- _TASKS TO PERFORM_
1 - In the judgment below, write out the stretch from "REASONS FOR JUDGMENT" through "Refugee Review Tribunal.".
2 - According to the judgment below, on what date did the applicant arrive in Australia?
3 - Using the judgment below, explain in one to three sentences why the applicant's case went to the Refugee Review Tribunal.

MULTICULTURAL AFFAIRS

 

W 125 of 1999

 

 

 

 

 

 

 

 

CARR J

27 MARCH 2000

PERTH

 

 

 

 

 

 


IN THE FEDERAL COURT OF AUSTRALIA

 

WESTERN AUSTRALIA DISTRICT REGISTRY

W 125 OF 1999

 

BETWEEN:

ZAHIRUL ISLAM

Applicant

 

AND:

THE MINISTER FOR IMMIGRATION AND MULTICULTURAL AFFAIRS

Respondent

 

JUDGE:

CARR J

DATE OF ORDER:

27 MARCH 2000

WHERE MADE:

PERTH

 

 

 

THE COURT ORDERS THAT:

 

1.         The decision of the Refugee Review Tribunal, made on 26 October 1999, be set aside.


2.         The matter be remitted to a differently constituted Tribunal for re-hearing, with or without new evidence, in accordance with law.


Note:    Settlement and entry of orders is dealt with in Order 36 of the Federal Court Rules.



IN THE FEDERAL COURT OF AUSTRALIA

 

WESTERN AUSTRALIA DISTRICT REGISTRY

W 125 OF 1999

 

BETWEEN:

ZAHIRUL ISLAM

Applicant

 

AND:

THE MINISTER FOR IMMIGRATION AND MULTICULTURAL AFFAIRS

Respondent

 

 

JUDGE:

CARR J

DATE:

27 MARCH 2000

PLACE:

PERTH


REASONS FOR JUDGMENT

Introduction

1                     This is an application for an order of review of a decision of the Refugee Review Tribunal made on 26 October 1999 by which the Tribunal affirmed the decision of a delegate of the respondent not to grant a protection visa to the applicant.  The applicant, who is a citizen of Bangladesh, arrived in Australia by boat and without any travel documents on 20 May 1999.  On 17 June 1999 he lodged an application for a protection visa with the Department of Immigration and Multicultural Affairs (“the Department”).  On 11 August 1999 a delegate of the Minister refused to grant him a protection visa.  On 13 August 1999 the applicant sought review of the delegate’s decision by the Refugee Review Tribunal.

- _RECORDED INFORMATION_
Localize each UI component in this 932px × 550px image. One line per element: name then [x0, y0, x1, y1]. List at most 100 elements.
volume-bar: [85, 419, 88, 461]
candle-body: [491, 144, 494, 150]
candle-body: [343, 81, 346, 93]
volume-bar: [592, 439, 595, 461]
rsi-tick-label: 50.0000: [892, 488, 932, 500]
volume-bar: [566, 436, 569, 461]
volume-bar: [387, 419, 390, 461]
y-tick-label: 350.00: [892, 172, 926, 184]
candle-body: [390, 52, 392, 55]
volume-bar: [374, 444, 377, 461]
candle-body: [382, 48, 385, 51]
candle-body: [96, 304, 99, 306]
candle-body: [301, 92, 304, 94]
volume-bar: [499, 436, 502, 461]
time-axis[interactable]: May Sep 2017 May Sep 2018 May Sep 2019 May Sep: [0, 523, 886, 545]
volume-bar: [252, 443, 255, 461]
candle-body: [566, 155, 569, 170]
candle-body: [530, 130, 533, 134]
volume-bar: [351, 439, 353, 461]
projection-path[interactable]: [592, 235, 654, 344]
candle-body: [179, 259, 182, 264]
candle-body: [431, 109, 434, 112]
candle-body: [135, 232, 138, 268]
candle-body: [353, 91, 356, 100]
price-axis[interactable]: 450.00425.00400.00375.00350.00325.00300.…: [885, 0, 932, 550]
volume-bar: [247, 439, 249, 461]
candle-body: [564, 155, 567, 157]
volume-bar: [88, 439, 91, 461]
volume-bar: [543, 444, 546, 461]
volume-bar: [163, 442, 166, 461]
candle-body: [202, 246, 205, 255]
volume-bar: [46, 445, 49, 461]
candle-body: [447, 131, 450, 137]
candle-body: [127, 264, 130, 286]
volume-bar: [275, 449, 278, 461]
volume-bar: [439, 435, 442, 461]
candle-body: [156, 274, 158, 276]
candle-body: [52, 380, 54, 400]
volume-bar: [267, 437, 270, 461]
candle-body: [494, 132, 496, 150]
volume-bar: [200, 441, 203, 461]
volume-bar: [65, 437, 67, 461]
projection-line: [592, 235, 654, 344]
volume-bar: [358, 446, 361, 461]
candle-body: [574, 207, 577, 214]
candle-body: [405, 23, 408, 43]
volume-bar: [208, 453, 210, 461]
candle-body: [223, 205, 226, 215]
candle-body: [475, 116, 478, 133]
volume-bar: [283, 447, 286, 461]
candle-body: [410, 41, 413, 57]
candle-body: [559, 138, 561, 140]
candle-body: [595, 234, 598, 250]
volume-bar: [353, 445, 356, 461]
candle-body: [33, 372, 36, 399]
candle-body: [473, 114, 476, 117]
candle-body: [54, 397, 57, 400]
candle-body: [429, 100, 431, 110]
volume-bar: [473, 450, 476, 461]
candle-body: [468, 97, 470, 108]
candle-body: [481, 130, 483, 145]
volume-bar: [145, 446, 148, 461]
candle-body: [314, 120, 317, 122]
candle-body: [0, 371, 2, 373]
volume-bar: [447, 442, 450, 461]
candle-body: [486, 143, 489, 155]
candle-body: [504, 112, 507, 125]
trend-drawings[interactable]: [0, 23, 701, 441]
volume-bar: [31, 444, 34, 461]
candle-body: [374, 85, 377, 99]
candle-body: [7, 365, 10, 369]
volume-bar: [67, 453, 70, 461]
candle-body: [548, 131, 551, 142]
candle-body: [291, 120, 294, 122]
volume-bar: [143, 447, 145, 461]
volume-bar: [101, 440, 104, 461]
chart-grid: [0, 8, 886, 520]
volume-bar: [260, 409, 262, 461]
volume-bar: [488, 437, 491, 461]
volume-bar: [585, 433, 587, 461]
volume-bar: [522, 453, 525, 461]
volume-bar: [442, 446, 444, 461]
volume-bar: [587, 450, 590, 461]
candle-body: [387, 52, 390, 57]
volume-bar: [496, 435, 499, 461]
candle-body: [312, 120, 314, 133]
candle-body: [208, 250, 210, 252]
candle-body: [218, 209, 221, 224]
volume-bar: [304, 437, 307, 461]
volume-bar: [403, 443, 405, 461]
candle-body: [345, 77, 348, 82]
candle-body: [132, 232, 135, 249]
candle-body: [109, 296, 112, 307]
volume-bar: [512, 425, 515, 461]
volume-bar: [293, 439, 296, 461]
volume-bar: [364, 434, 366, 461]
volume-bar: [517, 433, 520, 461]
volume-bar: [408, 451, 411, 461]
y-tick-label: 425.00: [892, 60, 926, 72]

- _ANSWERS TO THIS EXERCISE_
1 -
REASONS FOR JUDGMENT

Introduction

1                     This is an application for an order of review of a decision of the Refugee Review Tribunal made on 26 October 1999 by which the Tribunal affirmed the decision of a delegate of the respondent not to grant a protection visa to the applicant.  The applicant, who is a citizen of Bangladesh, arrived in Australia by boat and without any travel documents on 20 May 1999.  On 17 June 1999 he lodged an application for a protection visa with the Department of Immigration and Multicultural Affairs (“the Department”).  On 11 August 1999 a delegate of the Minister refused to grant him a protection visa.  On 13 August 1999 the applicant sought review of the delegate’s decision by the Refugee Review Tribunal.

2 - 20 May 1999.

3 - On 11 August 1999, a delegate of the Minister refused to grant the applicant a protection visa. On 13 August 1999, the applicant sought review of that delegate's decision by the Refugee Review Tribunal.